Work instructions: Using the records that follow, copy every line containing the word "соглашения".
## start Listed entries
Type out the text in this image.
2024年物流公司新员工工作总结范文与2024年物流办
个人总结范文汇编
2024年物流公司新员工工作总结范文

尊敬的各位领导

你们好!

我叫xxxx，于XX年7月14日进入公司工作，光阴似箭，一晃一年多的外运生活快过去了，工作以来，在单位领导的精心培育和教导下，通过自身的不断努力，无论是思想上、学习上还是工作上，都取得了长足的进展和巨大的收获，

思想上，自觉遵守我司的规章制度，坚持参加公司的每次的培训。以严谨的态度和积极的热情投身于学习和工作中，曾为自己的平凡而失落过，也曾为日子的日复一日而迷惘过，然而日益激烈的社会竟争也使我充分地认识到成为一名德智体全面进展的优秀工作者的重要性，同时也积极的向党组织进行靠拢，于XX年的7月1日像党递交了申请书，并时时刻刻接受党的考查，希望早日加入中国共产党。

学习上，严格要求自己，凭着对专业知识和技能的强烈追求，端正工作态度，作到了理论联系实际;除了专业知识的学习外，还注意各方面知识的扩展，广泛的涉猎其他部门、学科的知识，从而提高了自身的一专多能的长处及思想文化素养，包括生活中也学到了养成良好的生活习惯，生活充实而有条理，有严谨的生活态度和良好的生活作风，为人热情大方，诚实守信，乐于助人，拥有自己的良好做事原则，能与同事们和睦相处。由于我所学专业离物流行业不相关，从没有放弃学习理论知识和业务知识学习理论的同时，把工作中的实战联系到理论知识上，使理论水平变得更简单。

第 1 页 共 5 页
## end Listed entries
## start Listed entries
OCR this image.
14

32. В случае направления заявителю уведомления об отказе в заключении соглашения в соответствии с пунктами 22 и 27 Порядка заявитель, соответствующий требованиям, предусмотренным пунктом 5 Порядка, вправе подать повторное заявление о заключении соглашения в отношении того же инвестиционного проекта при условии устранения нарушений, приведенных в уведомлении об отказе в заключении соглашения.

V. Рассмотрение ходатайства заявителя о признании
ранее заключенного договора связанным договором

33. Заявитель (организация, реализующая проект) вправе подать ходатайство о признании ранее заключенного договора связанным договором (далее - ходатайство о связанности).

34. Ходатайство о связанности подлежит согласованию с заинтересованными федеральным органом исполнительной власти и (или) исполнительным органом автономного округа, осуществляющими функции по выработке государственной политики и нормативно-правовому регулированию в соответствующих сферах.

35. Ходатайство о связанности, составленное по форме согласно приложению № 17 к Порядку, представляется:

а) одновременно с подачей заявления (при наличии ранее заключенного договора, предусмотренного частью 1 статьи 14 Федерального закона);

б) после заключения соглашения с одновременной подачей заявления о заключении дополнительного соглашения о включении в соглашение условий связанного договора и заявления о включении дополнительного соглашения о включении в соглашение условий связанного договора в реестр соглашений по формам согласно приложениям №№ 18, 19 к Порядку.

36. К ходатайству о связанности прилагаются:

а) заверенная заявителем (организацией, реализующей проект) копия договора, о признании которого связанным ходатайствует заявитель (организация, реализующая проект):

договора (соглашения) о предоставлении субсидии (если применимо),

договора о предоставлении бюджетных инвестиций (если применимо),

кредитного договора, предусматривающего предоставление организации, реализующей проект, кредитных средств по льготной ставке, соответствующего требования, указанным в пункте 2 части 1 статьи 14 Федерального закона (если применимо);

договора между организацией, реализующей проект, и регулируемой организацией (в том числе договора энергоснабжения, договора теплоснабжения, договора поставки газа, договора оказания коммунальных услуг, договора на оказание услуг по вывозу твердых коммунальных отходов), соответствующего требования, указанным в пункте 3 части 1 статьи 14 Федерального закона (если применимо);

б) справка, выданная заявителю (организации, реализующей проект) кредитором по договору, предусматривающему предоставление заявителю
## end Listed entries
Output of the exercise:
32. В случае направления заявителю уведомления об отказе в заключении соглашения в соответствии с пунктами 22 и 27 Порядка заявитель, соответствующий требованиям, предусмотренным пунктом 5 Порядка, вправе подать повторное заявление о заключении соглашения в отношении того же инвестиционного проекта при условии устранения нарушений, приведенных в уведомлении об отказе в заключении соглашения.
б) после заключения соглашения с одновременной подачей заявления о заключении дополнительного соглашения о включении в соглашение условий связанного договора и заявления о включении дополнительного соглашения о включении в соглашение условий связанного договора в реестр соглашений по формам согласно приложениям №№ 18, 19 к Порядку.
договора (соглашения) о предоставлении субсидии (если применимо),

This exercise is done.